* **Work to be completed**
Please rewrite every line of the listing below as a JSON list of strings, one string per line, skipping blank lines. Leave the pictures out of the answer.

Records from a data source

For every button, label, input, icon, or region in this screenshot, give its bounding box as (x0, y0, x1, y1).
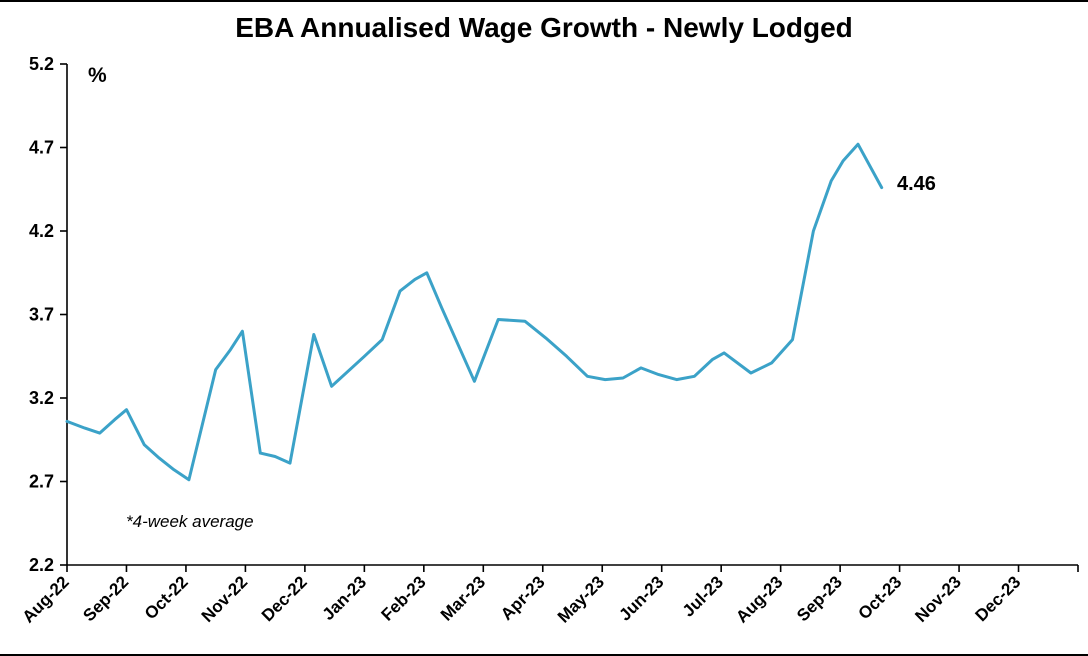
x-tick-label: Aug-23 (732, 572, 786, 626)
x-tick-label: Feb-23 (377, 572, 429, 624)
x-tick-label: Jan-23 (319, 572, 371, 624)
x-tick-label: Sep-22 (79, 572, 132, 625)
y-axis-ticks: 2.2 2.7 3.2 3.7 4.2 4.7 5.2 (29, 54, 67, 575)
last-value-annotation: 4.46 (897, 173, 936, 195)
x-tick-label: Jun-23 (615, 572, 667, 624)
axes (66, 64, 1078, 566)
x-tick-label: Dec-23 (971, 572, 1024, 625)
x-tick-label: Nov-23 (911, 572, 965, 626)
chart-title: EBA Annualised Wage Growth - Newly Lodge… (235, 12, 853, 43)
y-tick-label: 2.7 (29, 472, 54, 492)
x-tick-label: May-23 (554, 572, 608, 626)
y-tick-label: 3.7 (29, 305, 54, 325)
y-tick-label: 5.2 (29, 54, 54, 74)
x-tick-label: Oct-23 (855, 572, 906, 623)
wage-growth-line-series (65, 142, 884, 482)
x-tick-label: Apr-23 (497, 572, 549, 624)
x-tick-label: Jul-23 (679, 572, 727, 620)
x-tick-label: Mar-23 (437, 572, 489, 624)
x-tick-label: Dec-22 (258, 572, 311, 625)
x-tick-label: Aug-22 (19, 572, 73, 626)
y-tick-label: 4.7 (29, 138, 54, 158)
x-axis-ticks: Aug-22 Sep-22 Oct-22 Nov-22 Dec-22 Jan-23 Feb-… (19, 565, 1079, 627)
x-tick-label: Sep-23 (793, 572, 846, 625)
x-tick-label: Nov-22 (198, 572, 252, 626)
y-axis-unit-label: % (88, 64, 107, 87)
footnote-4-week-average: *4-week average (126, 512, 254, 531)
y-tick-label: 2.2 (29, 555, 54, 575)
y-tick-label: 3.2 (29, 388, 54, 408)
y-tick-label: 4.2 (29, 221, 54, 241)
x-tick-label: Oct-22 (141, 572, 192, 623)
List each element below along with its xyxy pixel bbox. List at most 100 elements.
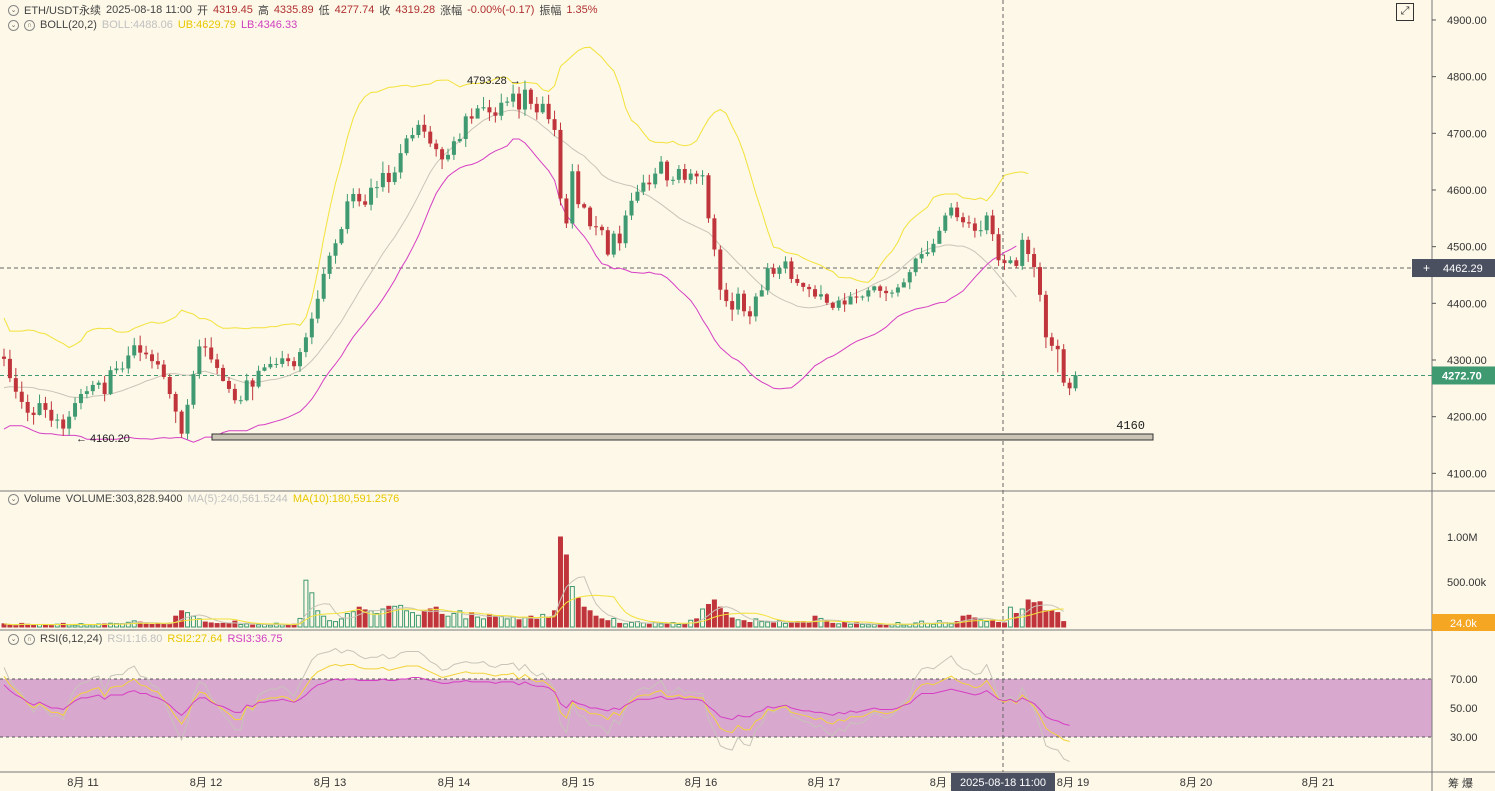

* **The solution**
[
  "For every button, label, input, icon, or region in this screenshot, give its bounding box as (x0, y0, x1, y1).",
  "x-tick-label: Aug-23 (732, 572, 786, 626)",
  "x-tick-label: Feb-23 (377, 572, 429, 624)",
  "x-tick-label: Jan-23 (319, 572, 371, 624)",
  "x-tick-label: Sep-22 (79, 572, 132, 625)",
  "y-axis-ticks: 2.2 2.7 3.2 3.7 4.2 4.7 5.2 (29, 54, 67, 575)",
  "last-value-annotation: 4.46 (897, 173, 936, 195)",
  "x-tick-label: Jun-23 (615, 572, 667, 624)",
  "axes (66, 64, 1078, 566)",
  "x-tick-label: Dec-23 (971, 572, 1024, 625)",
  "x-tick-label: Nov-23 (911, 572, 965, 626)",
  "chart-title: EBA Annualised Wage Growth - Newly Lodge… (235, 12, 853, 43)",
  "y-tick-label: 2.7 (29, 472, 54, 492)",
  "x-tick-label: May-23 (554, 572, 608, 626)",
  "y-tick-label: 3.7 (29, 305, 54, 325)",
  "y-tick-label: 5.2 (29, 54, 54, 74)",
  "x-tick-label: Oct-23 (855, 572, 906, 623)",
  "wage-growth-line-series (65, 142, 884, 482)",
  "x-tick-label: Apr-23 (497, 572, 549, 624)",
  "x-tick-label: Jul-23 (679, 572, 727, 620)",
  "x-tick-label: Mar-23 (437, 572, 489, 624)",
  "x-tick-label: Dec-22 (258, 572, 311, 625)",
  "x-tick-label: Aug-22 (19, 572, 73, 626)",
  "y-tick-label: 4.7 (29, 138, 54, 158)",
  "x-axis-ticks: Aug-22 Sep-22 Oct-22 Nov-22 Dec-22 Jan-23 Feb-… (19, 565, 1079, 627)",
  "x-tick-label: Sep-23 (793, 572, 846, 625)",
  "x-tick-label: Nov-22 (198, 572, 252, 626)",
  "y-axis-unit-label: % (88, 64, 107, 87)",
  "footnote-4-week-average: *4-week average (126, 512, 254, 531)",
  "y-tick-label: 2.2 (29, 555, 54, 575)",
  "y-tick-label: 3.2 (29, 388, 54, 408)",
  "y-tick-label: 4.2 (29, 221, 54, 241)",
  "x-tick-label: Oct-22 (141, 572, 192, 623)",
  "List each element below along with its xyxy pixel bbox. List at most 100 elements."
]